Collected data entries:
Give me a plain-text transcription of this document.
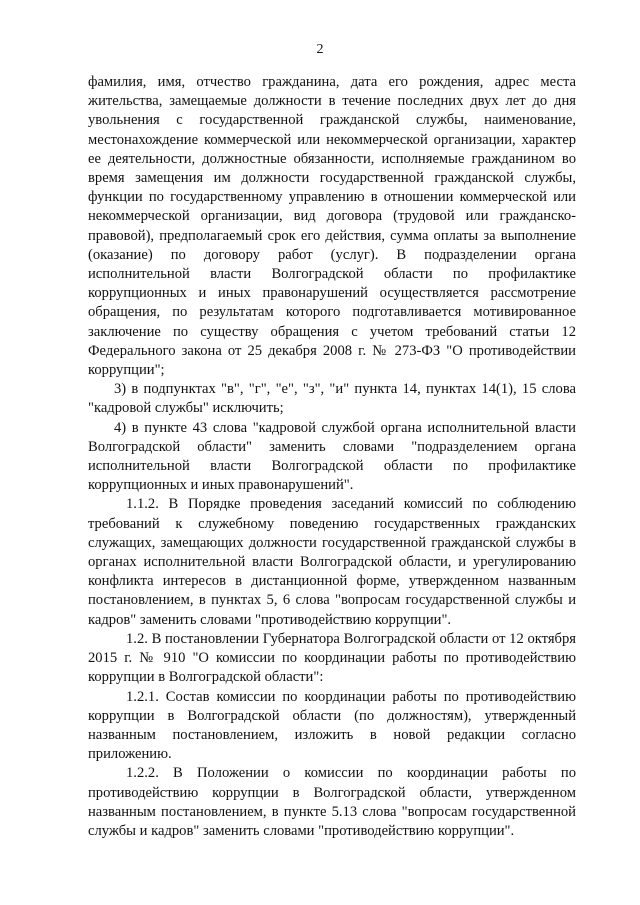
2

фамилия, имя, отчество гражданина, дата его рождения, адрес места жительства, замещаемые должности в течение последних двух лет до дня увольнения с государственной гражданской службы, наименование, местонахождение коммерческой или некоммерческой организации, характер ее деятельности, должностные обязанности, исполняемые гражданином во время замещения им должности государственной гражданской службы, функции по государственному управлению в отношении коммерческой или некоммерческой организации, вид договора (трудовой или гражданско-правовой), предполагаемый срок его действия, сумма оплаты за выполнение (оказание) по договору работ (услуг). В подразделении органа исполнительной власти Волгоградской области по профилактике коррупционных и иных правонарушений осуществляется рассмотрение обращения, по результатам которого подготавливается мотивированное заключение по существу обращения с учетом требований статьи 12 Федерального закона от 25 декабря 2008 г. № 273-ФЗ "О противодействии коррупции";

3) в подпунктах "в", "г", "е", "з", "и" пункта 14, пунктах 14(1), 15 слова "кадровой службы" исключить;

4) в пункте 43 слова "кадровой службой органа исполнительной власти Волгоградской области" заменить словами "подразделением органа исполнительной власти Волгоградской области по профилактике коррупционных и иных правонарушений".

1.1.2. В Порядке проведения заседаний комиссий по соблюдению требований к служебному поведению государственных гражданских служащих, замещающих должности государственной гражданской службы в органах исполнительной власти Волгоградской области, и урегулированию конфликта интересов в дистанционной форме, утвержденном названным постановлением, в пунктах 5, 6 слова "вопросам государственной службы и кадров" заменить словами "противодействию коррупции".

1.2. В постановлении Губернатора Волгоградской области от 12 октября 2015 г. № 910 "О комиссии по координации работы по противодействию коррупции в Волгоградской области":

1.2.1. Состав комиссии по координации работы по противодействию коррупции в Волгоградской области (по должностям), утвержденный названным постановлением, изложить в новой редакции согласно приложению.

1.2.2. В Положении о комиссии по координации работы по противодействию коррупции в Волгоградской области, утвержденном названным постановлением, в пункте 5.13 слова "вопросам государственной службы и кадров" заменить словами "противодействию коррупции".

# The exercise:
Scan the material and collect every line that contains "правонарушений".

# Full output:
фамилия, имя, отчество гражданина, дата его рождения, адрес места жительства, замещаемые должности в течение последних двух лет до дня увольнения с государственной гражданской службы, наименование, местонахождение коммерческой или некоммерческой организации, характер ее деятельности, должностные обязанности, исполняемые гражданином во время замещения им должности государственной гражданской службы, функции по государственному управлению в отношении коммерческой или некоммерческой организации, вид договора (трудовой или гражданско-правовой), предполагаемый срок его действия, сумма оплаты за выполнение (оказание) по договору работ (услуг). В подразделении органа исполнительной власти Волгоградской области по профилактике коррупционных и иных правонарушений осуществляется рассмотрение обращения, по результатам которого подготавливается мотивированное заключение по существу обращения с учетом требований статьи 12 Федерального закона от 25 декабря 2008 г. № 273-ФЗ "О противодействии коррупции";
4) в пункте 43 слова "кадровой службой органа исполнительной власти Волгоградской области" заменить словами "подразделением органа исполнительной власти Волгоградской области по профилактике коррупционных и иных правонарушений".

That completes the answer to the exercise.